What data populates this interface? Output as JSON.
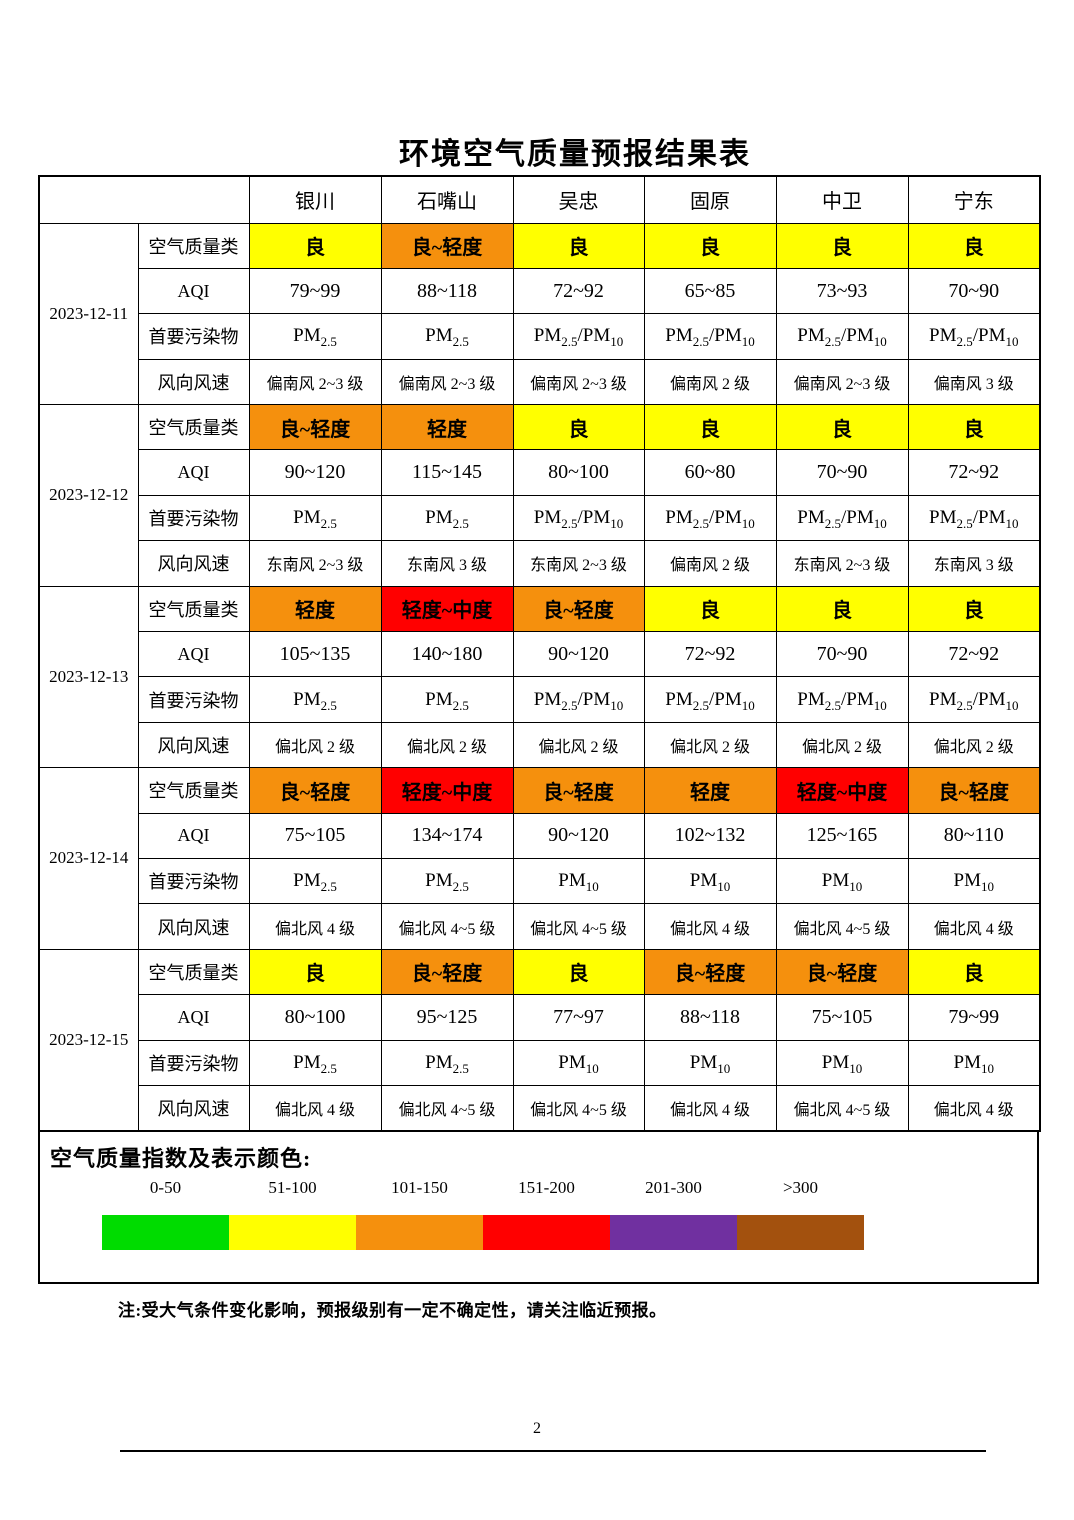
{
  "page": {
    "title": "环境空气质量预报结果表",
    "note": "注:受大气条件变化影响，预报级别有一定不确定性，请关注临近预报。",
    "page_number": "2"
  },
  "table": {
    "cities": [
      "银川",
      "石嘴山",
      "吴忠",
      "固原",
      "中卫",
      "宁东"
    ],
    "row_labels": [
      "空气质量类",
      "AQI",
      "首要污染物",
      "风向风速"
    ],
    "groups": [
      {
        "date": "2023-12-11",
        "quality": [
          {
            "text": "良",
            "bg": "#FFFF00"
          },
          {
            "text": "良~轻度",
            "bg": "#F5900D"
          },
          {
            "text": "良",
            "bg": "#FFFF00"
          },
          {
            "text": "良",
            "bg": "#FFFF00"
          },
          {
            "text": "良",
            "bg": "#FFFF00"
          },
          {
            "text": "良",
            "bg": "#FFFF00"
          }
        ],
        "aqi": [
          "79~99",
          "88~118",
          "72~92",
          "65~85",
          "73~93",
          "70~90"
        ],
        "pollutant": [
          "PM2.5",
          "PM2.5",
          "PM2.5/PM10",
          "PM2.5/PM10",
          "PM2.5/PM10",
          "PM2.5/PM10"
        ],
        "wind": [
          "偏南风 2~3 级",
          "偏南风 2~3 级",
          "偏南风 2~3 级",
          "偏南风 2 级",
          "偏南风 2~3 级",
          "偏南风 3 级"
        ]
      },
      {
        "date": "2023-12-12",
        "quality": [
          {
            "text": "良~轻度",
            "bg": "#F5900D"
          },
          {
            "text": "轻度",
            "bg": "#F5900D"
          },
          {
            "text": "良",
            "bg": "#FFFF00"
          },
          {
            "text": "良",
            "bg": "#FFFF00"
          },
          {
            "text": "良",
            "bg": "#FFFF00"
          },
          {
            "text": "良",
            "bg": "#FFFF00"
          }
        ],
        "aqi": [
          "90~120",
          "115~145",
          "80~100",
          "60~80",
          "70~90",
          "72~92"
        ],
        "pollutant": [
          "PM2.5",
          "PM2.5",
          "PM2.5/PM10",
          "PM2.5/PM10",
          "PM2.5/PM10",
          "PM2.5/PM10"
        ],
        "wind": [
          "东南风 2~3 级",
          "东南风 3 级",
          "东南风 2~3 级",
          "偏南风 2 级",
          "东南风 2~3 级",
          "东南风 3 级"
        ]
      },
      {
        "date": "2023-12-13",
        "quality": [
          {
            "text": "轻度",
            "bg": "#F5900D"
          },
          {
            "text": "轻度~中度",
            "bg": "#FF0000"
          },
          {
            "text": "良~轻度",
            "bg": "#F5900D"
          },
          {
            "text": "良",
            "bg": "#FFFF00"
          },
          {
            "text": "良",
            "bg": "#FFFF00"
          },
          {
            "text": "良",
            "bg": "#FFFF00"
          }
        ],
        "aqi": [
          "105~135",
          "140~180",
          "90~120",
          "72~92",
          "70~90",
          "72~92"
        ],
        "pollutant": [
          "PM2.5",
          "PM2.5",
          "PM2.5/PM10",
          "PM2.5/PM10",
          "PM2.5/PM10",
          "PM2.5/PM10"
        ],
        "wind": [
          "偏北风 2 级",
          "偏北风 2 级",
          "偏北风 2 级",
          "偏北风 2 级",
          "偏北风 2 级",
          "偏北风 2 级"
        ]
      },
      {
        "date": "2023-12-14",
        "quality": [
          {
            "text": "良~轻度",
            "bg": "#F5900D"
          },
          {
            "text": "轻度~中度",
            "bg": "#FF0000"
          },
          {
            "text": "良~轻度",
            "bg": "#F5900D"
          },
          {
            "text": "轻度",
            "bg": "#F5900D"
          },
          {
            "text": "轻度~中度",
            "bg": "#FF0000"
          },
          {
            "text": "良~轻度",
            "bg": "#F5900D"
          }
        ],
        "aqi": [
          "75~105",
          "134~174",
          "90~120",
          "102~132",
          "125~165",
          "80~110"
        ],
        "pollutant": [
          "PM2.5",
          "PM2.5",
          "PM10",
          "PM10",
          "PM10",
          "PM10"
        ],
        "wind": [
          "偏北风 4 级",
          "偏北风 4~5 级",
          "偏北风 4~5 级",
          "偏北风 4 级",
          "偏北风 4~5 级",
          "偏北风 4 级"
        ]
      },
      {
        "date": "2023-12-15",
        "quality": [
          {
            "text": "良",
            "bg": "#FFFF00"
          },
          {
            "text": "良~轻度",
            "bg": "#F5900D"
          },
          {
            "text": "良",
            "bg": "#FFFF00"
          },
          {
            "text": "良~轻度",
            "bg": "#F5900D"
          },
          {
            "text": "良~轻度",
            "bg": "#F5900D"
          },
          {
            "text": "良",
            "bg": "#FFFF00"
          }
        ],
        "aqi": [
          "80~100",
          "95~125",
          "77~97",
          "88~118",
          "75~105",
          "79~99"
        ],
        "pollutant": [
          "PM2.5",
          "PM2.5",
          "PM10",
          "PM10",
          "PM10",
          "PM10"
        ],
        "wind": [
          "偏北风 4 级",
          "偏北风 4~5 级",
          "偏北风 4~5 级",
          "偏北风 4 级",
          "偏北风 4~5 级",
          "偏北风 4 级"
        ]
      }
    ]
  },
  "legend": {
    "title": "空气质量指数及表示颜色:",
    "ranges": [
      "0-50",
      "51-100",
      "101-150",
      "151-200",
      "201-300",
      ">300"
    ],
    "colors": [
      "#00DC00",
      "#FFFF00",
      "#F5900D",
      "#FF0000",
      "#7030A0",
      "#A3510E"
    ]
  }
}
━━━━━━━━━━━━━━━━━━━━━━━━━━━━━━
| REQUIRED WORK |
Pictures in the records above are left out; print everything else exactly as written.

| RESULT OF THE TASK |
What data populates this interface? Output as JSON.
{
  "page": {
    "title": "环境空气质量预报结果表",
    "note": "注:受大气条件变化影响，预报级别有一定不确定性，请关注临近预报。",
    "page_number": "2"
  },
  "table": {
    "cities": [
      "银川",
      "石嘴山",
      "吴忠",
      "固原",
      "中卫",
      "宁东"
    ],
    "row_labels": [
      "空气质量类",
      "AQI",
      "首要污染物",
      "风向风速"
    ],
    "groups": [
      {
        "date": "2023-12-11",
        "quality": [
          {
            "text": "良",
            "bg": "#FFFF00"
          },
          {
            "text": "良~轻度",
            "bg": "#F5900D"
          },
          {
            "text": "良",
            "bg": "#FFFF00"
          },
          {
            "text": "良",
            "bg": "#FFFF00"
          },
          {
            "text": "良",
            "bg": "#FFFF00"
          },
          {
            "text": "良",
            "bg": "#FFFF00"
          }
        ],
        "aqi": [
          "79~99",
          "88~118",
          "72~92",
          "65~85",
          "73~93",
          "70~90"
        ],
        "pollutant": [
          "PM2.5",
          "PM2.5",
          "PM2.5/PM10",
          "PM2.5/PM10",
          "PM2.5/PM10",
          "PM2.5/PM10"
        ],
        "wind": [
          "偏南风 2~3 级",
          "偏南风 2~3 级",
          "偏南风 2~3 级",
          "偏南风 2 级",
          "偏南风 2~3 级",
          "偏南风 3 级"
        ]
      },
      {
        "date": "2023-12-12",
        "quality": [
          {
            "text": "良~轻度",
            "bg": "#F5900D"
          },
          {
            "text": "轻度",
            "bg": "#F5900D"
          },
          {
            "text": "良",
            "bg": "#FFFF00"
          },
          {
            "text": "良",
            "bg": "#FFFF00"
          },
          {
            "text": "良",
            "bg": "#FFFF00"
          },
          {
            "text": "良",
            "bg": "#FFFF00"
          }
        ],
        "aqi": [
          "90~120",
          "115~145",
          "80~100",
          "60~80",
          "70~90",
          "72~92"
        ],
        "pollutant": [
          "PM2.5",
          "PM2.5",
          "PM2.5/PM10",
          "PM2.5/PM10",
          "PM2.5/PM10",
          "PM2.5/PM10"
        ],
        "wind": [
          "东南风 2~3 级",
          "东南风 3 级",
          "东南风 2~3 级",
          "偏南风 2 级",
          "东南风 2~3 级",
          "东南风 3 级"
        ]
      },
      {
        "date": "2023-12-13",
        "quality": [
          {
            "text": "轻度",
            "bg": "#F5900D"
          },
          {
            "text": "轻度~中度",
            "bg": "#FF0000"
          },
          {
            "text": "良~轻度",
            "bg": "#F5900D"
          },
          {
            "text": "良",
            "bg": "#FFFF00"
          },
          {
            "text": "良",
            "bg": "#FFFF00"
          },
          {
            "text": "良",
            "bg": "#FFFF00"
          }
        ],
        "aqi": [
          "105~135",
          "140~180",
          "90~120",
          "72~92",
          "70~90",
          "72~92"
        ],
        "pollutant": [
          "PM2.5",
          "PM2.5",
          "PM2.5/PM10",
          "PM2.5/PM10",
          "PM2.5/PM10",
          "PM2.5/PM10"
        ],
        "wind": [
          "偏北风 2 级",
          "偏北风 2 级",
          "偏北风 2 级",
          "偏北风 2 级",
          "偏北风 2 级",
          "偏北风 2 级"
        ]
      },
      {
        "date": "2023-12-14",
        "quality": [
          {
            "text": "良~轻度",
            "bg": "#F5900D"
          },
          {
            "text": "轻度~中度",
            "bg": "#FF0000"
          },
          {
            "text": "良~轻度",
            "bg": "#F5900D"
          },
          {
            "text": "轻度",
            "bg": "#F5900D"
          },
          {
            "text": "轻度~中度",
            "bg": "#FF0000"
          },
          {
            "text": "良~轻度",
            "bg": "#F5900D"
          }
        ],
        "aqi": [
          "75~105",
          "134~174",
          "90~120",
          "102~132",
          "125~165",
          "80~110"
        ],
        "pollutant": [
          "PM2.5",
          "PM2.5",
          "PM10",
          "PM10",
          "PM10",
          "PM10"
        ],
        "wind": [
          "偏北风 4 级",
          "偏北风 4~5 级",
          "偏北风 4~5 级",
          "偏北风 4 级",
          "偏北风 4~5 级",
          "偏北风 4 级"
        ]
      },
      {
        "date": "2023-12-15",
        "quality": [
          {
            "text": "良",
            "bg": "#FFFF00"
          },
          {
            "text": "良~轻度",
            "bg": "#F5900D"
          },
          {
            "text": "良",
            "bg": "#FFFF00"
          },
          {
            "text": "良~轻度",
            "bg": "#F5900D"
          },
          {
            "text": "良~轻度",
            "bg": "#F5900D"
          },
          {
            "text": "良",
            "bg": "#FFFF00"
          }
        ],
        "aqi": [
          "80~100",
          "95~125",
          "77~97",
          "88~118",
          "75~105",
          "79~99"
        ],
        "pollutant": [
          "PM2.5",
          "PM2.5",
          "PM10",
          "PM10",
          "PM10",
          "PM10"
        ],
        "wind": [
          "偏北风 4 级",
          "偏北风 4~5 级",
          "偏北风 4~5 级",
          "偏北风 4 级",
          "偏北风 4~5 级",
          "偏北风 4 级"
        ]
      }
    ]
  },
  "legend": {
    "title": "空气质量指数及表示颜色:",
    "ranges": [
      "0-50",
      "51-100",
      "101-150",
      "151-200",
      "201-300",
      ">300"
    ],
    "colors": [
      "#00DC00",
      "#FFFF00",
      "#F5900D",
      "#FF0000",
      "#7030A0",
      "#A3510E"
    ]
  }
}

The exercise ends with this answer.